Pick out each line in these entries that contains the string "ylabel".

* BEGIN *

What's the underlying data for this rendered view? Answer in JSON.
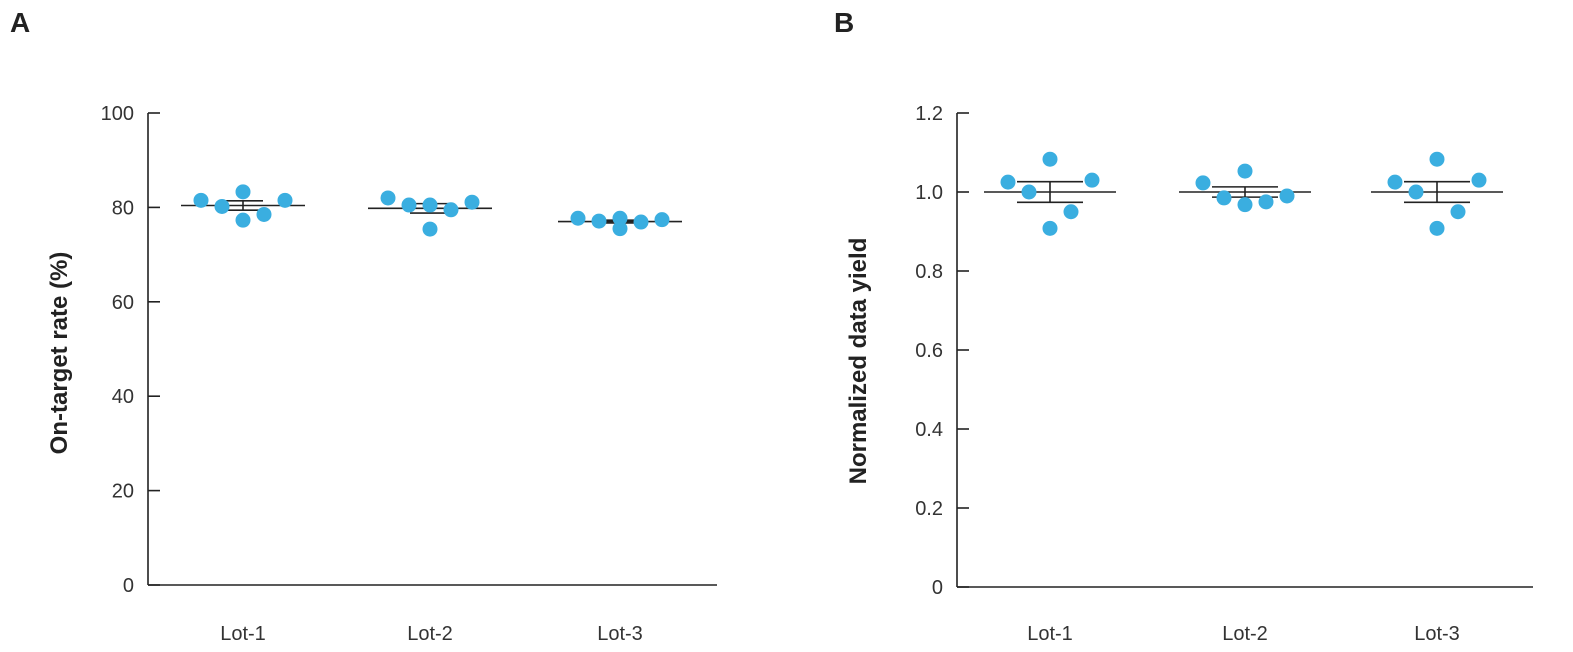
{
  "chart_data": [
    {
      "type": "scatter",
      "panel_label": "A",
      "title": "",
      "xlabel": "",
      "ylabel": "On-target rate (%)",
      "ylim": [
        0,
        100
      ],
      "yticks": [
        0,
        20,
        40,
        60,
        80,
        100
      ],
      "ytick_labels": [
        "0",
        "20",
        "40",
        "60",
        "80",
        "100"
      ],
      "categories": [
        "Lot-1",
        "Lot-2",
        "Lot-3"
      ],
      "point_color": "#3aaee0",
      "groups": [
        {
          "category": "Lot-1",
          "points": [
            81.5,
            80.2,
            83.3,
            77.3,
            78.5,
            81.5
          ],
          "mean": 80.4,
          "error": 1.0
        },
        {
          "category": "Lot-2",
          "points": [
            82.0,
            80.5,
            75.4,
            80.5,
            79.5,
            81.1
          ],
          "mean": 79.8,
          "error": 1.0
        },
        {
          "category": "Lot-3",
          "points": [
            77.7,
            77.1,
            75.5,
            77.7,
            76.9,
            77.4
          ],
          "mean": 77.0,
          "error": 0.3
        }
      ]
    },
    {
      "type": "scatter",
      "panel_label": "B",
      "title": "",
      "xlabel": "",
      "ylabel": "Normalized data yield",
      "ylim": [
        0,
        1.2
      ],
      "yticks": [
        0,
        0.2,
        0.4,
        0.6,
        0.8,
        1.0,
        1.2
      ],
      "ytick_labels": [
        "0",
        "0.2",
        "0.4",
        "0.6",
        "0.8",
        "1.0",
        "1.2"
      ],
      "categories": [
        "Lot-1",
        "Lot-2",
        "Lot-3"
      ],
      "point_color": "#3aaee0",
      "groups": [
        {
          "category": "Lot-1",
          "points": [
            1.025,
            1.0,
            1.083,
            0.908,
            0.95,
            1.03
          ],
          "mean": 1.0,
          "error": 0.026
        },
        {
          "category": "Lot-2",
          "points": [
            1.023,
            0.985,
            1.053,
            0.968,
            0.975,
            0.99
          ],
          "mean": 1.0,
          "error": 0.013
        },
        {
          "category": "Lot-3",
          "points": [
            1.025,
            1.0,
            1.083,
            0.908,
            0.95,
            1.03
          ],
          "mean": 1.0,
          "error": 0.026
        }
      ]
    }
  ]
}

* END *

Exercise output:
      "ylabel": "On-target rate (%)",
      "ylabel": "Normalized data yield",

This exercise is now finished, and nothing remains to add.